- _AIM OF THE TASK_
Scan the data below and pick out the lines containing the word "Bientina".

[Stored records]
- - - - -

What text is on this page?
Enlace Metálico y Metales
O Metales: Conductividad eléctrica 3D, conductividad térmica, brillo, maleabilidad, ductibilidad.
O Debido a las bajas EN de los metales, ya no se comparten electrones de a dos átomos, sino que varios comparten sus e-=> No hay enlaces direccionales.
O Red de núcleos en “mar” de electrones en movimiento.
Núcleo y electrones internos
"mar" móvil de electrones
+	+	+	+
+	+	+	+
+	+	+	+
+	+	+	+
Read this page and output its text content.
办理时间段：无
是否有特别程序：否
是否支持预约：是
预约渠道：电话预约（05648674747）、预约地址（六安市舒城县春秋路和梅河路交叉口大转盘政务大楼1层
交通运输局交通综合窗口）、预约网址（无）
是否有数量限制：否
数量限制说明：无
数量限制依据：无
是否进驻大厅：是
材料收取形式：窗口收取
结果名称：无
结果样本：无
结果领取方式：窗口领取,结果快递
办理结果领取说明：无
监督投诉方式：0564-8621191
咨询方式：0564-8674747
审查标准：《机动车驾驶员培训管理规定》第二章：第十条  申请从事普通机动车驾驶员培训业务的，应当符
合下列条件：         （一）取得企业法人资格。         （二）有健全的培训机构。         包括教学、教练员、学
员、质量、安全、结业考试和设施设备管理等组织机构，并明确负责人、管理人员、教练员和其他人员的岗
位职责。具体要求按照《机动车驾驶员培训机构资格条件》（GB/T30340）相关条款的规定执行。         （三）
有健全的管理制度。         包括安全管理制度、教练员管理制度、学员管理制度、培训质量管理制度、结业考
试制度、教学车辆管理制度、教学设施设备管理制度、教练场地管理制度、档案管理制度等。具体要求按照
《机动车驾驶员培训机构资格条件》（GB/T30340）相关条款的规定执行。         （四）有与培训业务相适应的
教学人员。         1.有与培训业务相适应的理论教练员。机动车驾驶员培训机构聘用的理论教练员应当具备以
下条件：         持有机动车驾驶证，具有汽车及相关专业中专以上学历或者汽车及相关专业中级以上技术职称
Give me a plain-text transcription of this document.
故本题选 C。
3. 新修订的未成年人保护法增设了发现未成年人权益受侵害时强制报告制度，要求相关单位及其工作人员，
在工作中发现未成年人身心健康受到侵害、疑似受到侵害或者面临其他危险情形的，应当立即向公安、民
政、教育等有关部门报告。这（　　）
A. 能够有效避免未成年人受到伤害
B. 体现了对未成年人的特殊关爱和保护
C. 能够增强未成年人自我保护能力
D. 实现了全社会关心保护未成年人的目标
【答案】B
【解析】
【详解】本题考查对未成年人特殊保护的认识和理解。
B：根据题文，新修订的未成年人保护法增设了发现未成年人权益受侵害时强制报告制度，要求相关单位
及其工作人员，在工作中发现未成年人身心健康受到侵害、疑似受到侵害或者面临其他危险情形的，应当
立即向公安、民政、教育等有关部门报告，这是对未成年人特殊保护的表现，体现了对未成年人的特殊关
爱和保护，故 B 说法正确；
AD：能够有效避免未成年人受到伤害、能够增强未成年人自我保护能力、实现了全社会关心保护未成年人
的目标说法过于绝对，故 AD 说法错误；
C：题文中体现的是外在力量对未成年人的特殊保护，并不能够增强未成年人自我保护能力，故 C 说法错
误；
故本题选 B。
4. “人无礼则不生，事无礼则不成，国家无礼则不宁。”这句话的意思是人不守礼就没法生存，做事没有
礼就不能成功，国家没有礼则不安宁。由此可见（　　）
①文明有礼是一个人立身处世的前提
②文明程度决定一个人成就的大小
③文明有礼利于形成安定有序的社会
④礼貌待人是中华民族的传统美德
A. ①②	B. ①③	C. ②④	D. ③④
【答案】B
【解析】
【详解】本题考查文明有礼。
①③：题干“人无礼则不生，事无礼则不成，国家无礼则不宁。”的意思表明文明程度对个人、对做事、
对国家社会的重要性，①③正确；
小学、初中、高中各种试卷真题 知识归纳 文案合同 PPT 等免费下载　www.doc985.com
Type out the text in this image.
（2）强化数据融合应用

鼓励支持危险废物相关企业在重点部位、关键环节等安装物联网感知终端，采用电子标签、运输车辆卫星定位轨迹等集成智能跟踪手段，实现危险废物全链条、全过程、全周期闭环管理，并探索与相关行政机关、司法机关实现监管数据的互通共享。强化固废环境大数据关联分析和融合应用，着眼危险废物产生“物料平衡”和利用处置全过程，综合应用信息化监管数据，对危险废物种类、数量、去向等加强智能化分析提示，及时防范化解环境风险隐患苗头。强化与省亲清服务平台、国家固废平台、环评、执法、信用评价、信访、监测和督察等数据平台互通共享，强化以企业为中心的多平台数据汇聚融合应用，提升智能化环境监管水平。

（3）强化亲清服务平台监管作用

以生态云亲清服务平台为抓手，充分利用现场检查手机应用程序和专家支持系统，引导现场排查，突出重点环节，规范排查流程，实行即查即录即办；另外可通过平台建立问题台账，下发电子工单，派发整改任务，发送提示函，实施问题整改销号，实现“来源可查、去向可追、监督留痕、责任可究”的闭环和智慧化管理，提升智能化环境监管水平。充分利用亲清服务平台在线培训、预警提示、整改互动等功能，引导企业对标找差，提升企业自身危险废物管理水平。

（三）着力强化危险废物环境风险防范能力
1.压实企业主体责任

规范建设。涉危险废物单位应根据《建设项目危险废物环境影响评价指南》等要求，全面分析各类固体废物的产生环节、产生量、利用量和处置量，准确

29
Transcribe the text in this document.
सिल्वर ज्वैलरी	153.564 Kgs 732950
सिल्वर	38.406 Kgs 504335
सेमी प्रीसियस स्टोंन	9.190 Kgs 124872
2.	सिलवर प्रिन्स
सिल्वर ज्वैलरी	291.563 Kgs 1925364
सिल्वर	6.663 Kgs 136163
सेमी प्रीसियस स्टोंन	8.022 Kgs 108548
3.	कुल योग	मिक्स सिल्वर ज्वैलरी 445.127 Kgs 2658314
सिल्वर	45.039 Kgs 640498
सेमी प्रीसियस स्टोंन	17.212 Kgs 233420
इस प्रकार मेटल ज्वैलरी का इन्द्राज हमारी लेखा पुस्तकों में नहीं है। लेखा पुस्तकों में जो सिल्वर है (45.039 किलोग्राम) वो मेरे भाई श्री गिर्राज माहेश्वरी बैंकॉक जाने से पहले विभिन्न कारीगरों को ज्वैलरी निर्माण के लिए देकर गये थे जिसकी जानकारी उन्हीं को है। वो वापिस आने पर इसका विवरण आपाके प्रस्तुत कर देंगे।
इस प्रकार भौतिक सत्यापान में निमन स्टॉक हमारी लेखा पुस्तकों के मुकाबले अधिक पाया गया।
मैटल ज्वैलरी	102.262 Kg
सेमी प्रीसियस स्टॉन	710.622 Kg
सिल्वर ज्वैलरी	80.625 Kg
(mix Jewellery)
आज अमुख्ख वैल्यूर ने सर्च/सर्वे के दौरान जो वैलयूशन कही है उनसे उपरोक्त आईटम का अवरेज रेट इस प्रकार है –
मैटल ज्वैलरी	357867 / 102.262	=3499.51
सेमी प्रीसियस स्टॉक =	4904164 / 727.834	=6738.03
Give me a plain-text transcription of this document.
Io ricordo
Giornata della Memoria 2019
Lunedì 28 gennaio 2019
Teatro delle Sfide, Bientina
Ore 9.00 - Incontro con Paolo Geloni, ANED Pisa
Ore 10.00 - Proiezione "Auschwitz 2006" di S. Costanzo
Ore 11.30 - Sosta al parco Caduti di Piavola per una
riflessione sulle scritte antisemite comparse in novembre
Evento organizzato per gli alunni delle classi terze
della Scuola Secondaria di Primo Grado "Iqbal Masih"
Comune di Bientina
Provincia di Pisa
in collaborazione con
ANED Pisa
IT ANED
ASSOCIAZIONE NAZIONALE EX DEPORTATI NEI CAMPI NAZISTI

- - - - -

- _SOLUTION TO THE EXERCISE_
Teatro delle Sfide, Bientina
Comune di Bientina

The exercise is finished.